• **Set exercise**
Look for the string "Mischung" and copy every line that has it.
* start *
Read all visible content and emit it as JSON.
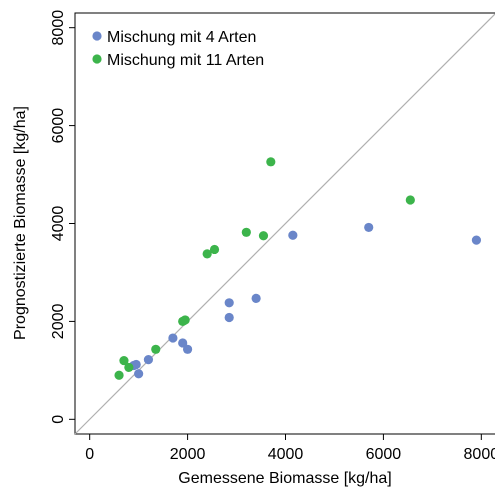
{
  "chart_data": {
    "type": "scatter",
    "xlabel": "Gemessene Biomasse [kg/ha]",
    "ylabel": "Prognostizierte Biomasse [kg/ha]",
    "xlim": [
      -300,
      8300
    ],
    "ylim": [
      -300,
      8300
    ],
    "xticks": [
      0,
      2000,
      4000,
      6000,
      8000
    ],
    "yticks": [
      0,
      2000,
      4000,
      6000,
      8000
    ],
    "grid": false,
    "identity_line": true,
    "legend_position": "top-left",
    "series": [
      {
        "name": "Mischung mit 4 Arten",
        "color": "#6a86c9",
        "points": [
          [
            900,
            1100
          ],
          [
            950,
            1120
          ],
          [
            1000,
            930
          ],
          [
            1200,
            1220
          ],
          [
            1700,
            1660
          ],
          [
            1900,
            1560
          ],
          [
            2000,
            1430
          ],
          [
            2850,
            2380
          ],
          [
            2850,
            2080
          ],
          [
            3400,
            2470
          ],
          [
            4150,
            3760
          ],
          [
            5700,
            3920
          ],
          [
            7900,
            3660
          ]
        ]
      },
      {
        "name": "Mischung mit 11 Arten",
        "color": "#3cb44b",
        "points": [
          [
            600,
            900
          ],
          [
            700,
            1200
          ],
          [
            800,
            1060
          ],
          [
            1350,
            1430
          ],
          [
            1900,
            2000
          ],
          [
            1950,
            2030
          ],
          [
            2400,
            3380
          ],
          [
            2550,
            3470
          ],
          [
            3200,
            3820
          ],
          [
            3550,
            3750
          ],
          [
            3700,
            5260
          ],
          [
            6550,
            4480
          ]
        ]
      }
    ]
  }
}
* end *
• **Answer to this task**
        "name": "Mischung mit 4 Arten",
        "name": "Mischung mit 11 Arten",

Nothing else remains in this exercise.